DATASET CONTENT ▸
■ ■ ■ ■ ■

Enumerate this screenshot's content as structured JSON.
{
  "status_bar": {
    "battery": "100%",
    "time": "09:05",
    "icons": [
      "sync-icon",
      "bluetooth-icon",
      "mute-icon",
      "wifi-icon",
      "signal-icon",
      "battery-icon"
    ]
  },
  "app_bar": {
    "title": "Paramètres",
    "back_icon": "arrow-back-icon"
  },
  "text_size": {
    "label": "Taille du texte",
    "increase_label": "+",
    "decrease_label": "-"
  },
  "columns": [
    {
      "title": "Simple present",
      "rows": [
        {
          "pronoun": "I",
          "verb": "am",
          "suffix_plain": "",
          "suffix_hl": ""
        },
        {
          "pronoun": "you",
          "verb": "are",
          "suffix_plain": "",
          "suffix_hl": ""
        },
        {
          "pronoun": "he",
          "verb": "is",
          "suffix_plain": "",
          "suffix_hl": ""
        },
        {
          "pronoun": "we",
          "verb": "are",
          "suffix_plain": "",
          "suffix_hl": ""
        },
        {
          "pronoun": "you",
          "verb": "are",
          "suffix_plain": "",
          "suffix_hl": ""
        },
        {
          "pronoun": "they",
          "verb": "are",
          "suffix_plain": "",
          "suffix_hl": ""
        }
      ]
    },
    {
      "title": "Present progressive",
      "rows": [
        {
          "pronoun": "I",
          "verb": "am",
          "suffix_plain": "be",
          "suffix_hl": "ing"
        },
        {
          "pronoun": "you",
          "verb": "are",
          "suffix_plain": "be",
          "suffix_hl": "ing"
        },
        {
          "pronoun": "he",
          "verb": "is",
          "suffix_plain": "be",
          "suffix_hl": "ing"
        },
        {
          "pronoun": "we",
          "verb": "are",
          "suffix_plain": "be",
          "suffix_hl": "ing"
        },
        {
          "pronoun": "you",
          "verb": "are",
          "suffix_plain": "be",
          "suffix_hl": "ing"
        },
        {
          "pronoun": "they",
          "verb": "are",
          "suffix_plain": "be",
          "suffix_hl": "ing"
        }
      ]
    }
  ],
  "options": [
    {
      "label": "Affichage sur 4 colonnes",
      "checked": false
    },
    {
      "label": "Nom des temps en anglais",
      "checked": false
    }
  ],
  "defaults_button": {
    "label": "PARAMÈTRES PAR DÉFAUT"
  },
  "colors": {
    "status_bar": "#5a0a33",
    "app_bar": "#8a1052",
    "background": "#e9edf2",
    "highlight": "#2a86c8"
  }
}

■ ■ ■ ■ ■

DIRECTIONS ▸ Without leaving anything out, give the entries again exactly.

RESPONSE FOR THIS EXERCISE ▸
Enumerate this screenshot's content as structured JSON.
{
  "status_bar": {
    "battery": "100%",
    "time": "09:05",
    "icons": [
      "sync-icon",
      "bluetooth-icon",
      "mute-icon",
      "wifi-icon",
      "signal-icon",
      "battery-icon"
    ]
  },
  "app_bar": {
    "title": "Paramètres",
    "back_icon": "arrow-back-icon"
  },
  "text_size": {
    "label": "Taille du texte",
    "increase_label": "+",
    "decrease_label": "-"
  },
  "columns": [
    {
      "title": "Simple present",
      "rows": [
        {
          "pronoun": "I",
          "verb": "am",
          "suffix_plain": "",
          "suffix_hl": ""
        },
        {
          "pronoun": "you",
          "verb": "are",
          "suffix_plain": "",
          "suffix_hl": ""
        },
        {
          "pronoun": "he",
          "verb": "is",
          "suffix_plain": "",
          "suffix_hl": ""
        },
        {
          "pronoun": "we",
          "verb": "are",
          "suffix_plain": "",
          "suffix_hl": ""
        },
        {
          "pronoun": "you",
          "verb": "are",
          "suffix_plain": "",
          "suffix_hl": ""
        },
        {
          "pronoun": "they",
          "verb": "are",
          "suffix_plain": "",
          "suffix_hl": ""
        }
      ]
    },
    {
      "title": "Present progressive",
      "rows": [
        {
          "pronoun": "I",
          "verb": "am",
          "suffix_plain": "be",
          "suffix_hl": "ing"
        },
        {
          "pronoun": "you",
          "verb": "are",
          "suffix_plain": "be",
          "suffix_hl": "ing"
        },
        {
          "pronoun": "he",
          "verb": "is",
          "suffix_plain": "be",
          "suffix_hl": "ing"
        },
        {
          "pronoun": "we",
          "verb": "are",
          "suffix_plain": "be",
          "suffix_hl": "ing"
        },
        {
          "pronoun": "you",
          "verb": "are",
          "suffix_plain": "be",
          "suffix_hl": "ing"
        },
        {
          "pronoun": "they",
          "verb": "are",
          "suffix_plain": "be",
          "suffix_hl": "ing"
        }
      ]
    }
  ],
  "options": [
    {
      "label": "Affichage sur 4 colonnes",
      "checked": false
    },
    {
      "label": "Nom des temps en anglais",
      "checked": false
    }
  ],
  "defaults_button": {
    "label": "PARAMÈTRES PAR DÉFAUT"
  },
  "colors": {
    "status_bar": "#5a0a33",
    "app_bar": "#8a1052",
    "background": "#e9edf2",
    "highlight": "#2a86c8"
  }
}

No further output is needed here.